*Set exercise:* Without altering anything, repeat each of the records.

*Records for this exercise:*

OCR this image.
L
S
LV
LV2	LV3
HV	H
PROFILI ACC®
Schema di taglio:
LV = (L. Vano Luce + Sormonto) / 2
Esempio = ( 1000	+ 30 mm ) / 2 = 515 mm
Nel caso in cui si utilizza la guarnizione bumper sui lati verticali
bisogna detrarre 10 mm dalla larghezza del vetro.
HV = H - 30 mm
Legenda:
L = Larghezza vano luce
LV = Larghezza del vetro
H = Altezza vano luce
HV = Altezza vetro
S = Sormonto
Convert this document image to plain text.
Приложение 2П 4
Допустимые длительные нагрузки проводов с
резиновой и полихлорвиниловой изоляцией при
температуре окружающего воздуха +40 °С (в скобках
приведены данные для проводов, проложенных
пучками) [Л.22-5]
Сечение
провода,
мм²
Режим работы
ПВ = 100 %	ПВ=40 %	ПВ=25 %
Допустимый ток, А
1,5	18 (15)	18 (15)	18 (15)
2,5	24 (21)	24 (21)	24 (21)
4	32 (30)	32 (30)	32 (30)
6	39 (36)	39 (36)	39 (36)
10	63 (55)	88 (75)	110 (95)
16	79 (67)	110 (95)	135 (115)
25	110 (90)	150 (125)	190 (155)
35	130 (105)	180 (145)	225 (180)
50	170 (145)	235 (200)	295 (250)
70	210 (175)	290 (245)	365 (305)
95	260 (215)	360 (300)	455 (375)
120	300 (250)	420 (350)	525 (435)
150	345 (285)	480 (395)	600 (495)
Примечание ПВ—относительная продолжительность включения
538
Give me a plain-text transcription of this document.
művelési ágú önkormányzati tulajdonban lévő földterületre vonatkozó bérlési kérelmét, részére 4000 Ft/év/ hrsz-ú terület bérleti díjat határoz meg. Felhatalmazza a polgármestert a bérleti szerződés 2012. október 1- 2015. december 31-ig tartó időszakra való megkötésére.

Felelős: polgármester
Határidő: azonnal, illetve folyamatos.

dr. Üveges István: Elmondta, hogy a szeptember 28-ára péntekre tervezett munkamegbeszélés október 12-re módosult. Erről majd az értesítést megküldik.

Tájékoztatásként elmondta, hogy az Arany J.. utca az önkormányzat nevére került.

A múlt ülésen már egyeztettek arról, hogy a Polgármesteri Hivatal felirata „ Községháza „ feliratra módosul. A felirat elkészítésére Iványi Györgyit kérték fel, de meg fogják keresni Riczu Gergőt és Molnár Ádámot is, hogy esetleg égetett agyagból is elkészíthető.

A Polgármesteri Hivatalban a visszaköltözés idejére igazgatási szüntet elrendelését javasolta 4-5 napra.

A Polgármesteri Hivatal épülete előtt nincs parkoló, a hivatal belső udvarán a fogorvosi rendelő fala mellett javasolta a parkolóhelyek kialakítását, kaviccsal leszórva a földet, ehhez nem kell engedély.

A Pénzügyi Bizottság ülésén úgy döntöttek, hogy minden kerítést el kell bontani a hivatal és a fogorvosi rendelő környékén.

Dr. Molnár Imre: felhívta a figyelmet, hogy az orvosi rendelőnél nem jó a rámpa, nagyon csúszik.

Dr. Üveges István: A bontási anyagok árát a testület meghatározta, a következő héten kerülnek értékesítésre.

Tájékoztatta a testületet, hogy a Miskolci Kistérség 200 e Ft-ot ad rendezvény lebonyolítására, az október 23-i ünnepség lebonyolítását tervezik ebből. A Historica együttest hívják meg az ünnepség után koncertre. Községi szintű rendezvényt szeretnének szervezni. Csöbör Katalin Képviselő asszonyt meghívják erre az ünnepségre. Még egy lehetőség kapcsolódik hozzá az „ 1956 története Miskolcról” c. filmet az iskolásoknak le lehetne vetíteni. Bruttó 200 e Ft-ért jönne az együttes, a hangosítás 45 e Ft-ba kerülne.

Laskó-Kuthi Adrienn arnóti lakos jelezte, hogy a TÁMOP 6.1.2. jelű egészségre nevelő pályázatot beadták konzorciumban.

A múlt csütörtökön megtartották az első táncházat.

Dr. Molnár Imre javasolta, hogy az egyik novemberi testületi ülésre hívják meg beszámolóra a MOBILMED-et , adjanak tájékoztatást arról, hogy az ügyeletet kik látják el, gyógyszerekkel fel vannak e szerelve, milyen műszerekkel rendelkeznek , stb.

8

*Written answer:*
OCR this image.
L
S
LV
LV2	LV3
HV	H
PROFILI ACC®
Schema di taglio:
LV = (L. Vano Luce + Sormonto) / 2
Esempio = ( 1000	+ 30 mm ) / 2 = 515 mm
Nel caso in cui si utilizza la guarnizione bumper sui lati verticali
bisogna detrarre 10 mm dalla larghezza del vetro.
HV = H - 30 mm
Legenda:
L = Larghezza vano luce
LV = Larghezza del vetro
H = Altezza vano luce
HV = Altezza vetro
S = Sormonto
Convert this document image to plain text.
Приложение 2П 4
Допустимые длительные нагрузки проводов с
резиновой и полихлорвиниловой изоляцией при
температуре окружающего воздуха +40 °С (в скобках
приведены данные для проводов, проложенных
пучками) [Л.22-5]
Сечение
провода,
мм²
Режим работы
ПВ = 100 %	ПВ=40 %	ПВ=25 %
Допустимый ток, А
1,5	18 (15)	18 (15)	18 (15)
2,5	24 (21)	24 (21)	24 (21)
4	32 (30)	32 (30)	32 (30)
6	39 (36)	39 (36)	39 (36)
10	63 (55)	88 (75)	110 (95)
16	79 (67)	110 (95)	135 (115)
25	110 (90)	150 (125)	190 (155)
35	130 (105)	180 (145)	225 (180)
50	170 (145)	235 (200)	295 (250)
70	210 (175)	290 (245)	365 (305)
95	260 (215)	360 (300)	455 (375)
120	300 (250)	420 (350)	525 (435)
150	345 (285)	480 (395)	600 (495)
Примечание ПВ—относительная продолжительность включения
538
Give me a plain-text transcription of this document.
művelési ágú önkormányzati tulajdonban lévő földterületre vonatkozó bérlési kérelmét, részére 4000 Ft/év/ hrsz-ú terület bérleti díjat határoz meg. Felhatalmazza a polgármestert a bérleti szerződés 2012. október 1- 2015. december 31-ig tartó időszakra való megkötésére.

Felelős: polgármester
Határidő: azonnal, illetve folyamatos.

dr. Üveges István: Elmondta, hogy a szeptember 28-ára péntekre tervezett munkamegbeszélés október 12-re módosult. Erről majd az értesítést megküldik.

Tájékoztatásként elmondta, hogy az Arany J.. utca az önkormányzat nevére került.

A múlt ülésen már egyeztettek arról, hogy a Polgármesteri Hivatal felirata „ Községháza „ feliratra módosul. A felirat elkészítésére Iványi Györgyit kérték fel, de meg fogják keresni Riczu Gergőt és Molnár Ádámot is, hogy esetleg égetett agyagból is elkészíthető.

A Polgármesteri Hivatalban a visszaköltözés idejére igazgatási szüntet elrendelését javasolta 4-5 napra.

A Polgármesteri Hivatal épülete előtt nincs parkoló, a hivatal belső udvarán a fogorvosi rendelő fala mellett javasolta a parkolóhelyek kialakítását, kaviccsal leszórva a földet, ehhez nem kell engedély.

A Pénzügyi Bizottság ülésén úgy döntöttek, hogy minden kerítést el kell bontani a hivatal és a fogorvosi rendelő környékén.

Dr. Molnár Imre: felhívta a figyelmet, hogy az orvosi rendelőnél nem jó a rámpa, nagyon csúszik.

Dr. Üveges István: A bontási anyagok árát a testület meghatározta, a következő héten kerülnek értékesítésre.

Tájékoztatta a testületet, hogy a Miskolci Kistérség 200 e Ft-ot ad rendezvény lebonyolítására, az október 23-i ünnepség lebonyolítását tervezik ebből. A Historica együttest hívják meg az ünnepség után koncertre. Községi szintű rendezvényt szeretnének szervezni. Csöbör Katalin Képviselő asszonyt meghívják erre az ünnepségre. Még egy lehetőség kapcsolódik hozzá az „ 1956 története Miskolcról” c. filmet az iskolásoknak le lehetne vetíteni. Bruttó 200 e Ft-ért jönne az együttes, a hangosítás 45 e Ft-ba kerülne.

Laskó-Kuthi Adrienn arnóti lakos jelezte, hogy a TÁMOP 6.1.2. jelű egészségre nevelő pályázatot beadták konzorciumban.

A múlt csütörtökön megtartották az első táncházat.

Dr. Molnár Imre javasolta, hogy az egyik novemberi testületi ülésre hívják meg beszámolóra a MOBILMED-et , adjanak tájékoztatást arról, hogy az ügyeletet kik látják el, gyógyszerekkel fel vannak e szerelve, milyen műszerekkel rendelkeznek , stb.

8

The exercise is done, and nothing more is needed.